__Given request__: Write out the whole listing exactly as it stands.

__Provided data__:
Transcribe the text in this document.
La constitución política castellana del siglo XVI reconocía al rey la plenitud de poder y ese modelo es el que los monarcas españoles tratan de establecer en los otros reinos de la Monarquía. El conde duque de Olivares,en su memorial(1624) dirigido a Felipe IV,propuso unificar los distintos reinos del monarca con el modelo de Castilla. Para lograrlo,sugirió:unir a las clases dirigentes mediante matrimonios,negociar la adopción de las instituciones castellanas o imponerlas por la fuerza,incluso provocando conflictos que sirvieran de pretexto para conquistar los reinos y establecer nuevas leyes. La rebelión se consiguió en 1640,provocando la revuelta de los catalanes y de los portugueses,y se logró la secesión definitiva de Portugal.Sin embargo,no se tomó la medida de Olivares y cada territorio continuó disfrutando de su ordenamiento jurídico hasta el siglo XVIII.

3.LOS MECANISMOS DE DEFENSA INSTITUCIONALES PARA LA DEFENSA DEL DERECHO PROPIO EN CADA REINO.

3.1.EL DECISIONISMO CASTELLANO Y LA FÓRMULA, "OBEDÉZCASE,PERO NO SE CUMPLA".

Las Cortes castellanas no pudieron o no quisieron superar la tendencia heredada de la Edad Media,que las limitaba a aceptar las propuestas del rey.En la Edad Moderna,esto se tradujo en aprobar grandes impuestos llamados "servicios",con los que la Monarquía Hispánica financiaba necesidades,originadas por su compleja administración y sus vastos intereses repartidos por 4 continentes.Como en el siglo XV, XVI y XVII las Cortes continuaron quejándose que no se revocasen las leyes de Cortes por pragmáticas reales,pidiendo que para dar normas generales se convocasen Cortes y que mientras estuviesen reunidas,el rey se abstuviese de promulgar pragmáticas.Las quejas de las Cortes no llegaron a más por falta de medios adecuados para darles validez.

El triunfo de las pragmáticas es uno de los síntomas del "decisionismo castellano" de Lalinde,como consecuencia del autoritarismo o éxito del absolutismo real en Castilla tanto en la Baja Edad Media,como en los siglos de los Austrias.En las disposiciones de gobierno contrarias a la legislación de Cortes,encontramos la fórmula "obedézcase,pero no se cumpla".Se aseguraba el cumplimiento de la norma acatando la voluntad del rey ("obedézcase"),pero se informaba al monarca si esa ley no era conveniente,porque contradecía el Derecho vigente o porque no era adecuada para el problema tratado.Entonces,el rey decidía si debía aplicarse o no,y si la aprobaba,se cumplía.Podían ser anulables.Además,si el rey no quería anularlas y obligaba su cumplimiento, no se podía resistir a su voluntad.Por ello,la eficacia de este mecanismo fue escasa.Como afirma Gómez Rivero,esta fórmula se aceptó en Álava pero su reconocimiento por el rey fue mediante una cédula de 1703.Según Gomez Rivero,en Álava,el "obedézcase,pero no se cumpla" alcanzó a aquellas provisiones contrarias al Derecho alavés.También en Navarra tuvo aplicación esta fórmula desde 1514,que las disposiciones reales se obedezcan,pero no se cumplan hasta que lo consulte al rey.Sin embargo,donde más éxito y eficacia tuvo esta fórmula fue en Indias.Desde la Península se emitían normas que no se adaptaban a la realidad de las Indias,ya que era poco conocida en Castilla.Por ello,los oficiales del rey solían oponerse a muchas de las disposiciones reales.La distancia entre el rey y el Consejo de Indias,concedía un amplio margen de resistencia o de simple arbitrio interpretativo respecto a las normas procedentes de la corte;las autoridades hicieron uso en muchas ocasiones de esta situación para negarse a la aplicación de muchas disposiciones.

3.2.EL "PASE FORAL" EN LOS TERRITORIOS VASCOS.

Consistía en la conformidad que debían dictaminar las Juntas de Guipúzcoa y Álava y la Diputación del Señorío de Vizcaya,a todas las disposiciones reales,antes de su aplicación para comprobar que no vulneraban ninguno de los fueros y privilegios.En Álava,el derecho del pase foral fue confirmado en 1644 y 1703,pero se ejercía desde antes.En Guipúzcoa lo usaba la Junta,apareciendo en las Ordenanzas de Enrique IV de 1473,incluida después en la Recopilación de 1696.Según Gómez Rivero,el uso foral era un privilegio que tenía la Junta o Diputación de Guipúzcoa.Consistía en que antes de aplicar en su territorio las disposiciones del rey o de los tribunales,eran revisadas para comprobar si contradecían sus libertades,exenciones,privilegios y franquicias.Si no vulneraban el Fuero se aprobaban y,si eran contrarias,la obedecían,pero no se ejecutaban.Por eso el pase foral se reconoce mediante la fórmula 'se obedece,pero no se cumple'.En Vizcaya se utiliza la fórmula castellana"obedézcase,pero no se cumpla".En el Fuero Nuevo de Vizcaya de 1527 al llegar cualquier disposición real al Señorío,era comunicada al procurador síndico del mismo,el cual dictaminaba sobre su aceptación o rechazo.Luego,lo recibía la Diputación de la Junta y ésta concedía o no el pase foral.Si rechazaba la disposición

__Exercise answer__:
Transcribe the text in this document.
La constitución política castellana del siglo XVI reconocía al rey la plenitud de poder y ese modelo es el que los monarcas españoles tratan de establecer en los otros reinos de la Monarquía. El conde duque de Olivares,en su memorial(1624) dirigido a Felipe IV,propuso unificar los distintos reinos del monarca con el modelo de Castilla. Para lograrlo,sugirió:unir a las clases dirigentes mediante matrimonios,negociar la adopción de las instituciones castellanas o imponerlas por la fuerza,incluso provocando conflictos que sirvieran de pretexto para conquistar los reinos y establecer nuevas leyes. La rebelión se consiguió en 1640,provocando la revuelta de los catalanes y de los portugueses,y se logró la secesión definitiva de Portugal.Sin embargo,no se tomó la medida de Olivares y cada territorio continuó disfrutando de su ordenamiento jurídico hasta el siglo XVIII.

3.LOS MECANISMOS DE DEFENSA INSTITUCIONALES PARA LA DEFENSA DEL DERECHO PROPIO EN CADA REINO.

3.1.EL DECISIONISMO CASTELLANO Y LA FÓRMULA, "OBEDÉZCASE,PERO NO SE CUMPLA".

Las Cortes castellanas no pudieron o no quisieron superar la tendencia heredada de la Edad Media,que las limitaba a aceptar las propuestas del rey.En la Edad Moderna,esto se tradujo en aprobar grandes impuestos llamados "servicios",con los que la Monarquía Hispánica financiaba necesidades,originadas por su compleja administración y sus vastos intereses repartidos por 4 continentes.Como en el siglo XV, XVI y XVII las Cortes continuaron quejándose que no se revocasen las leyes de Cortes por pragmáticas reales,pidiendo que para dar normas generales se convocasen Cortes y que mientras estuviesen reunidas,el rey se abstuviese de promulgar pragmáticas.Las quejas de las Cortes no llegaron a más por falta de medios adecuados para darles validez.

El triunfo de las pragmáticas es uno de los síntomas del "decisionismo castellano" de Lalinde,como consecuencia del autoritarismo o éxito del absolutismo real en Castilla tanto en la Baja Edad Media,como en los siglos de los Austrias.En las disposiciones de gobierno contrarias a la legislación de Cortes,encontramos la fórmula "obedézcase,pero no se cumpla".Se aseguraba el cumplimiento de la norma acatando la voluntad del rey ("obedézcase"),pero se informaba al monarca si esa ley no era conveniente,porque contradecía el Derecho vigente o porque no era adecuada para el problema tratado.Entonces,el rey decidía si debía aplicarse o no,y si la aprobaba,se cumplía.Podían ser anulables.Además,si el rey no quería anularlas y obligaba su cumplimiento, no se podía resistir a su voluntad.Por ello,la eficacia de este mecanismo fue escasa.Como afirma Gómez Rivero,esta fórmula se aceptó en Álava pero su reconocimiento por el rey fue mediante una cédula de 1703.Según Gomez Rivero,en Álava,el "obedézcase,pero no se cumpla" alcanzó a aquellas provisiones contrarias al Derecho alavés.También en Navarra tuvo aplicación esta fórmula desde 1514,que las disposiciones reales se obedezcan,pero no se cumplan hasta que lo consulte al rey.Sin embargo,donde más éxito y eficacia tuvo esta fórmula fue en Indias.Desde la Península se emitían normas que no se adaptaban a la realidad de las Indias,ya que era poco conocida en Castilla.Por ello,los oficiales del rey solían oponerse a muchas de las disposiciones reales.La distancia entre el rey y el Consejo de Indias,concedía un amplio margen de resistencia o de simple arbitrio interpretativo respecto a las normas procedentes de la corte;las autoridades hicieron uso en muchas ocasiones de esta situación para negarse a la aplicación de muchas disposiciones.

3.2.EL "PASE FORAL" EN LOS TERRITORIOS VASCOS.

Consistía en la conformidad que debían dictaminar las Juntas de Guipúzcoa y Álava y la Diputación del Señorío de Vizcaya,a todas las disposiciones reales,antes de su aplicación para comprobar que no vulneraban ninguno de los fueros y privilegios.En Álava,el derecho del pase foral fue confirmado en 1644 y 1703,pero se ejercía desde antes.En Guipúzcoa lo usaba la Junta,apareciendo en las Ordenanzas de Enrique IV de 1473,incluida después en la Recopilación de 1696.Según Gómez Rivero,el uso foral era un privilegio que tenía la Junta o Diputación de Guipúzcoa.Consistía en que antes de aplicar en su territorio las disposiciones del rey o de los tribunales,eran revisadas para comprobar si contradecían sus libertades,exenciones,privilegios y franquicias.Si no vulneraban el Fuero se aprobaban y,si eran contrarias,la obedecían,pero no se ejecutaban.Por eso el pase foral se reconoce mediante la fórmula 'se obedece,pero no se cumple'.En Vizcaya se utiliza la fórmula castellana"obedézcase,pero no se cumpla".En el Fuero Nuevo de Vizcaya de 1527 al llegar cualquier disposición real al Señorío,era comunicada al procurador síndico del mismo,el cual dictaminaba sobre su aceptación o rechazo.Luego,lo recibía la Diputación de la Junta y ésta concedía o no el pase foral.Si rechazaba la disposición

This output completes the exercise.